-- Exercise prompt --
Repeat every line of the listing below exactly, minus the pictures.
** Start of Excerpted records **
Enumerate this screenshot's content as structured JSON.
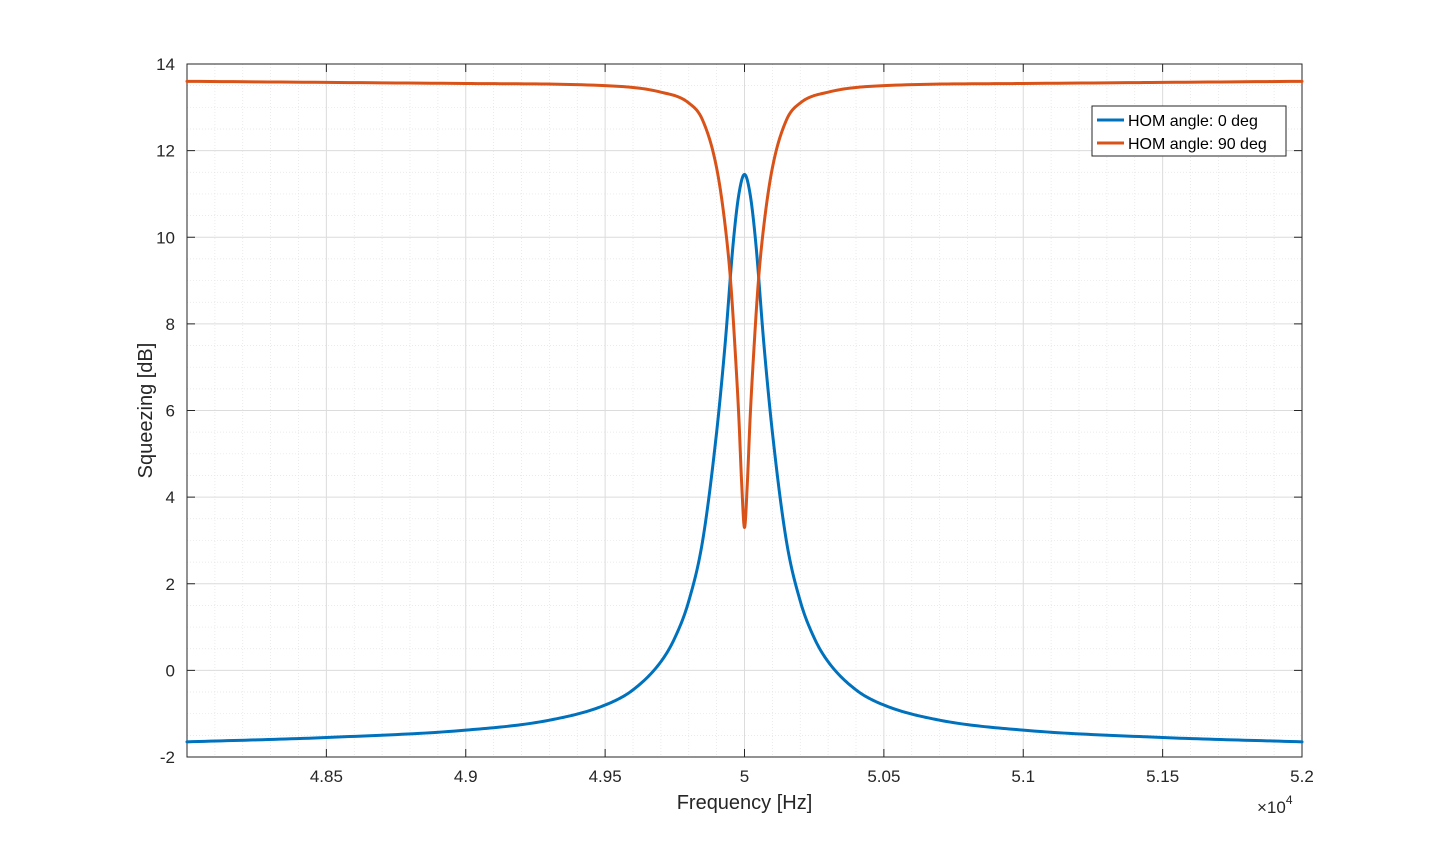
{
  "chart_data": {
    "type": "line",
    "xlabel": "Frequency [Hz]",
    "ylabel": "Squeezing [dB]",
    "x_multiplier": "×10",
    "x_multiplier_exponent": "4",
    "xlim": [
      4.8,
      5.2
    ],
    "ylim": [
      -2,
      14
    ],
    "xticks": [
      4.85,
      4.9,
      4.95,
      5,
      5.05,
      5.1,
      5.15,
      5.2
    ],
    "xtick_labels": [
      "4.85",
      "4.9",
      "4.95",
      "5",
      "5.05",
      "5.1",
      "5.15",
      "5.2"
    ],
    "yticks": [
      -2,
      0,
      2,
      4,
      6,
      8,
      10,
      12,
      14
    ],
    "ytick_labels": [
      "-2",
      "0",
      "2",
      "4",
      "6",
      "8",
      "10",
      "12",
      "14"
    ],
    "grid": true,
    "minor_grid": true,
    "legend_position": "top-right",
    "series": [
      {
        "name": "HOM angle: 0 deg",
        "color": "#0072BD",
        "x": [
          4.8,
          4.85,
          4.9,
          4.93,
          4.95,
          4.96,
          4.97,
          4.975,
          4.98,
          4.985,
          4.99,
          4.993,
          4.996,
          4.998,
          5.0,
          5.002,
          5.004,
          5.007,
          5.01,
          5.015,
          5.02,
          5.025,
          5.03,
          5.04,
          5.05,
          5.07,
          5.1,
          5.15,
          5.2
        ],
        "y": [
          -1.65,
          -1.55,
          -1.38,
          -1.15,
          -0.8,
          -0.45,
          0.2,
          0.75,
          1.6,
          3.0,
          5.5,
          7.5,
          9.9,
          11.0,
          11.45,
          11.0,
          9.9,
          7.5,
          5.5,
          3.0,
          1.6,
          0.75,
          0.2,
          -0.45,
          -0.8,
          -1.15,
          -1.38,
          -1.55,
          -1.65
        ]
      },
      {
        "name": "HOM angle: 90 deg",
        "color": "#D95319",
        "x": [
          4.8,
          4.9,
          4.95,
          4.97,
          4.98,
          4.985,
          4.99,
          4.993,
          4.995,
          4.997,
          4.998,
          4.999,
          5.0,
          5.001,
          5.002,
          5.003,
          5.005,
          5.007,
          5.01,
          5.015,
          5.02,
          5.03,
          5.05,
          5.1,
          5.2
        ],
        "y": [
          13.6,
          13.55,
          13.5,
          13.35,
          13.1,
          12.7,
          11.6,
          10.3,
          9.0,
          7.0,
          5.8,
          4.3,
          3.3,
          4.3,
          5.8,
          7.0,
          9.0,
          10.3,
          11.6,
          12.7,
          13.1,
          13.35,
          13.5,
          13.55,
          13.6
        ]
      }
    ]
  }
}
** End of Excerpted records **
-- Solved problem --
Enumerate this screenshot's content as structured JSON.
{
  "chart_data": {
    "type": "line",
    "xlabel": "Frequency [Hz]",
    "ylabel": "Squeezing [dB]",
    "x_multiplier": "×10",
    "x_multiplier_exponent": "4",
    "xlim": [
      4.8,
      5.2
    ],
    "ylim": [
      -2,
      14
    ],
    "xticks": [
      4.85,
      4.9,
      4.95,
      5,
      5.05,
      5.1,
      5.15,
      5.2
    ],
    "xtick_labels": [
      "4.85",
      "4.9",
      "4.95",
      "5",
      "5.05",
      "5.1",
      "5.15",
      "5.2"
    ],
    "yticks": [
      -2,
      0,
      2,
      4,
      6,
      8,
      10,
      12,
      14
    ],
    "ytick_labels": [
      "-2",
      "0",
      "2",
      "4",
      "6",
      "8",
      "10",
      "12",
      "14"
    ],
    "grid": true,
    "minor_grid": true,
    "legend_position": "top-right",
    "series": [
      {
        "name": "HOM angle: 0 deg",
        "color": "#0072BD",
        "x": [
          4.8,
          4.85,
          4.9,
          4.93,
          4.95,
          4.96,
          4.97,
          4.975,
          4.98,
          4.985,
          4.99,
          4.993,
          4.996,
          4.998,
          5.0,
          5.002,
          5.004,
          5.007,
          5.01,
          5.015,
          5.02,
          5.025,
          5.03,
          5.04,
          5.05,
          5.07,
          5.1,
          5.15,
          5.2
        ],
        "y": [
          -1.65,
          -1.55,
          -1.38,
          -1.15,
          -0.8,
          -0.45,
          0.2,
          0.75,
          1.6,
          3.0,
          5.5,
          7.5,
          9.9,
          11.0,
          11.45,
          11.0,
          9.9,
          7.5,
          5.5,
          3.0,
          1.6,
          0.75,
          0.2,
          -0.45,
          -0.8,
          -1.15,
          -1.38,
          -1.55,
          -1.65
        ]
      },
      {
        "name": "HOM angle: 90 deg",
        "color": "#D95319",
        "x": [
          4.8,
          4.9,
          4.95,
          4.97,
          4.98,
          4.985,
          4.99,
          4.993,
          4.995,
          4.997,
          4.998,
          4.999,
          5.0,
          5.001,
          5.002,
          5.003,
          5.005,
          5.007,
          5.01,
          5.015,
          5.02,
          5.03,
          5.05,
          5.1,
          5.2
        ],
        "y": [
          13.6,
          13.55,
          13.5,
          13.35,
          13.1,
          12.7,
          11.6,
          10.3,
          9.0,
          7.0,
          5.8,
          4.3,
          3.3,
          4.3,
          5.8,
          7.0,
          9.0,
          10.3,
          11.6,
          12.7,
          13.1,
          13.35,
          13.5,
          13.55,
          13.6
        ]
      }
    ]
  }
}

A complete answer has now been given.